Extracted records:
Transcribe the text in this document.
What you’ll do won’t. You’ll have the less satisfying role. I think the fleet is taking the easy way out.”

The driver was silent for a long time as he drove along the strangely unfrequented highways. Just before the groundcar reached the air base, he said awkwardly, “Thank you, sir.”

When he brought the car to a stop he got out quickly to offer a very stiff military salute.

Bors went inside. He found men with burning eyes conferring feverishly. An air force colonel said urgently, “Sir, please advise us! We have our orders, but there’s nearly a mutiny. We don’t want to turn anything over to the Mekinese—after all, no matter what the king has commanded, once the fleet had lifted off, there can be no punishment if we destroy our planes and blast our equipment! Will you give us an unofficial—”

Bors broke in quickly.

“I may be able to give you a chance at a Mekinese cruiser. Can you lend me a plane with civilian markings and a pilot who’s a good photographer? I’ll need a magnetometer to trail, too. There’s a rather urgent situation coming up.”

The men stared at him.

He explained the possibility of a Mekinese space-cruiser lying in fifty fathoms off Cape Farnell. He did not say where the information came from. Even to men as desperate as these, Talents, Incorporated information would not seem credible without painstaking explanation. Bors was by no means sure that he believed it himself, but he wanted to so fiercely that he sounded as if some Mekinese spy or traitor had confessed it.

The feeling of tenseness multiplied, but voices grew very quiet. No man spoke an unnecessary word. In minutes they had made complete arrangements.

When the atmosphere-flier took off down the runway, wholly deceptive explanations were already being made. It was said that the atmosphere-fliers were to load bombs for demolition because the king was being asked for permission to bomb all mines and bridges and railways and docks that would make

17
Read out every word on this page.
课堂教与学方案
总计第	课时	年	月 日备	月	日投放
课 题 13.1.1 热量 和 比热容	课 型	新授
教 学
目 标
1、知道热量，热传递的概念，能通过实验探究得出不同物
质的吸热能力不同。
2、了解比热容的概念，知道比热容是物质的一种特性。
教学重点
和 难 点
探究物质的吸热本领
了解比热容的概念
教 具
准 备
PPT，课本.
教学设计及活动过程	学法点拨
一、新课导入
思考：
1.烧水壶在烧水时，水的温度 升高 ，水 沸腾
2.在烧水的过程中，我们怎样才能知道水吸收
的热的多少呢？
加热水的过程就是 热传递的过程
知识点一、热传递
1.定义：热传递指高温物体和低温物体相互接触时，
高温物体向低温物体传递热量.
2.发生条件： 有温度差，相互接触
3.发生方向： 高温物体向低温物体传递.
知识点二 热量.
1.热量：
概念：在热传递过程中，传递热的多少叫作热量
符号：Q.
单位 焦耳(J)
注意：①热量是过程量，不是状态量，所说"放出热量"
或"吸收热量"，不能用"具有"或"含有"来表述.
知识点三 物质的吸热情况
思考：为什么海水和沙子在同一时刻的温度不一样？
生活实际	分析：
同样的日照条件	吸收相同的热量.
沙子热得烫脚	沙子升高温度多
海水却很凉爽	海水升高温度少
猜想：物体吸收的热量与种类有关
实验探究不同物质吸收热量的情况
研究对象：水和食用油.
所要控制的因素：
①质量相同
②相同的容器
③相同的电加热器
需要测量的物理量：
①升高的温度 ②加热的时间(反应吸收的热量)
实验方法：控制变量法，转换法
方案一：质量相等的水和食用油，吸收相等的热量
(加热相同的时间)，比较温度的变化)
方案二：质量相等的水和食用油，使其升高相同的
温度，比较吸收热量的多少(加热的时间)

## What the task asks
Repeat the material above in full, exactly as it stands.

## Problem solution
Transcribe the text in this document.
What you’ll do won’t. You’ll have the less satisfying role. I think the fleet is taking the easy way out.”

The driver was silent for a long time as he drove along the strangely unfrequented highways. Just before the groundcar reached the air base, he said awkwardly, “Thank you, sir.”

When he brought the car to a stop he got out quickly to offer a very stiff military salute.

Bors went inside. He found men with burning eyes conferring feverishly. An air force colonel said urgently, “Sir, please advise us! We have our orders, but there’s nearly a mutiny. We don’t want to turn anything over to the Mekinese—after all, no matter what the king has commanded, once the fleet had lifted off, there can be no punishment if we destroy our planes and blast our equipment! Will you give us an unofficial—”

Bors broke in quickly.

“I may be able to give you a chance at a Mekinese cruiser. Can you lend me a plane with civilian markings and a pilot who’s a good photographer? I’ll need a magnetometer to trail, too. There’s a rather urgent situation coming up.”

The men stared at him.

He explained the possibility of a Mekinese space-cruiser lying in fifty fathoms off Cape Farnell. He did not say where the information came from. Even to men as desperate as these, Talents, Incorporated information would not seem credible without painstaking explanation. Bors was by no means sure that he believed it himself, but he wanted to so fiercely that he sounded as if some Mekinese spy or traitor had confessed it.

The feeling of tenseness multiplied, but voices grew very quiet. No man spoke an unnecessary word. In minutes they had made complete arrangements.

When the atmosphere-flier took off down the runway, wholly deceptive explanations were already being made. It was said that the atmosphere-fliers were to load bombs for demolition because the king was being asked for permission to bomb all mines and bridges and railways and docks that would make

17
Read out every word on this page.
课堂教与学方案
总计第	课时	年	月 日备	月	日投放
课 题 13.1.1 热量 和 比热容	课 型	新授
教 学
目 标
1、知道热量，热传递的概念，能通过实验探究得出不同物
质的吸热能力不同。
2、了解比热容的概念，知道比热容是物质的一种特性。
教学重点
和 难 点
探究物质的吸热本领
了解比热容的概念
教 具
准 备
PPT，课本.
教学设计及活动过程	学法点拨
一、新课导入
思考：
1.烧水壶在烧水时，水的温度 升高 ，水 沸腾
2.在烧水的过程中，我们怎样才能知道水吸收
的热的多少呢？
加热水的过程就是 热传递的过程
知识点一、热传递
1.定义：热传递指高温物体和低温物体相互接触时，
高温物体向低温物体传递热量.
2.发生条件： 有温度差，相互接触
3.发生方向： 高温物体向低温物体传递.
知识点二 热量.
1.热量：
概念：在热传递过程中，传递热的多少叫作热量
符号：Q.
单位 焦耳(J)
注意：①热量是过程量，不是状态量，所说"放出热量"
或"吸收热量"，不能用"具有"或"含有"来表述.
知识点三 物质的吸热情况
思考：为什么海水和沙子在同一时刻的温度不一样？
生活实际	分析：
同样的日照条件	吸收相同的热量.
沙子热得烫脚	沙子升高温度多
海水却很凉爽	海水升高温度少
猜想：物体吸收的热量与种类有关
实验探究不同物质吸收热量的情况
研究对象：水和食用油.
所要控制的因素：
①质量相同
②相同的容器
③相同的电加热器
需要测量的物理量：
①升高的温度 ②加热的时间(反应吸收的热量)
实验方法：控制变量法，转换法
方案一：质量相等的水和食用油，吸收相等的热量
(加热相同的时间)，比较温度的变化)
方案二：质量相等的水和食用油，使其升高相同的
温度，比较吸收热量的多少(加热的时间)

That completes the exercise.